Start of INFORMATION SUPPLIED

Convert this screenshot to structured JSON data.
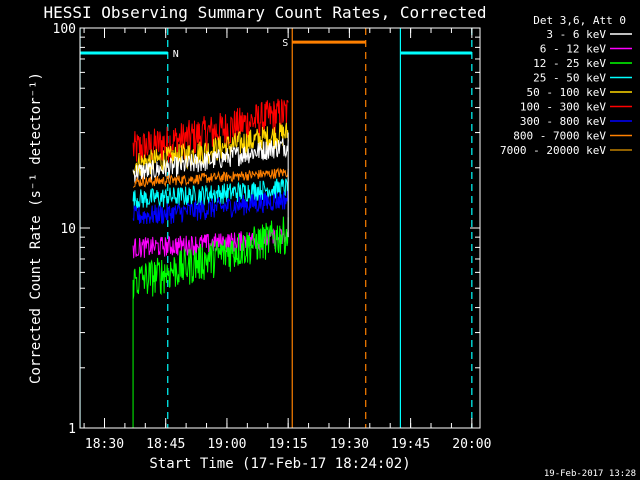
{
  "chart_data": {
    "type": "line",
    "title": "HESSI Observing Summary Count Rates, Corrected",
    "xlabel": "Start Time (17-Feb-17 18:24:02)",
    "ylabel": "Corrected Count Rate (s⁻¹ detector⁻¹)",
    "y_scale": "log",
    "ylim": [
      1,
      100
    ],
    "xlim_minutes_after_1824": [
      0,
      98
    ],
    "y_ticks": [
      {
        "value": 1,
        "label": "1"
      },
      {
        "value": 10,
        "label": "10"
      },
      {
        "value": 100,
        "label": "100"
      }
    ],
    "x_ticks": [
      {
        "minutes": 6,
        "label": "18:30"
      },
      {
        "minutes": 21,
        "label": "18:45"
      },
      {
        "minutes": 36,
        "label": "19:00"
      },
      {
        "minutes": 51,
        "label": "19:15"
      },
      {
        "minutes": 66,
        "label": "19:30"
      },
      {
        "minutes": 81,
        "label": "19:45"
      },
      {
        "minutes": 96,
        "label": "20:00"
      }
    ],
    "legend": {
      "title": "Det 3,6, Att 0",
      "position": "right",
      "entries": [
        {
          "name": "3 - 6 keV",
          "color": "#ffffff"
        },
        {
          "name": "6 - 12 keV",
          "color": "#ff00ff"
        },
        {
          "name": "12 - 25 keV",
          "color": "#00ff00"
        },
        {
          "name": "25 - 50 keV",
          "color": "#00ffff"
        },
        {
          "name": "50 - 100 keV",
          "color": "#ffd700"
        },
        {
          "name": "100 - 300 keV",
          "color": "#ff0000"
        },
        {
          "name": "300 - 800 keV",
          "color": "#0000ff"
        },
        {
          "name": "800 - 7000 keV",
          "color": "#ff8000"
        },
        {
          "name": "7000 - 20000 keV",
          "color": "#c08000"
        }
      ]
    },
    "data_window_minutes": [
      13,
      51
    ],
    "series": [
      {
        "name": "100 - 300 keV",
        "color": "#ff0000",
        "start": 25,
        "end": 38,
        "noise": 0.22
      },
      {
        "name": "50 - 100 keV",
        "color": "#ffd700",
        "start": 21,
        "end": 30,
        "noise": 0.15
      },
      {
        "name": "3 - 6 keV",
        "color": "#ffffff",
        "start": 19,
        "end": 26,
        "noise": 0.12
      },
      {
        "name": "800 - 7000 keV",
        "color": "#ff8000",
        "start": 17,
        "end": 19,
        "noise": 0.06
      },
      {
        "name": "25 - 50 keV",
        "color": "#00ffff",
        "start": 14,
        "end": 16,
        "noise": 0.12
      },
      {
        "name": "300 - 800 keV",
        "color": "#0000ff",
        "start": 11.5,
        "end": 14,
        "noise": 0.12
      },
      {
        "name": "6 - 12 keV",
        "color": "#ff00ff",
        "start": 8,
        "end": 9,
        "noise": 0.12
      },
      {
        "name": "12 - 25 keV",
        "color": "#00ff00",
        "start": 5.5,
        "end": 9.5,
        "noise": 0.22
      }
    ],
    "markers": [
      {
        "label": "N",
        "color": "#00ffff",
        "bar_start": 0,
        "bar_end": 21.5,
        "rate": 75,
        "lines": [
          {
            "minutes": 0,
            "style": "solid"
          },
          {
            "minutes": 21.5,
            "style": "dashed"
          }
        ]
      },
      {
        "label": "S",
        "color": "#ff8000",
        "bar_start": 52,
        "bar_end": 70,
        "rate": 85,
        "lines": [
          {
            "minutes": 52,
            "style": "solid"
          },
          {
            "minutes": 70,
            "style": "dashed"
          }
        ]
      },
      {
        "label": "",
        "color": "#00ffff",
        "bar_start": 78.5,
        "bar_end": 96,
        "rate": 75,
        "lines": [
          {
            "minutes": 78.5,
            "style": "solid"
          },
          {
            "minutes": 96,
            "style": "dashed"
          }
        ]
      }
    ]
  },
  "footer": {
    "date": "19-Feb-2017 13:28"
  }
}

End of INFORMATION SUPPLIED

- WHAT IS ASKED:
How many lines in the listing contain "Count"? Answer with the number alone.

- TASK RESPONSE:
2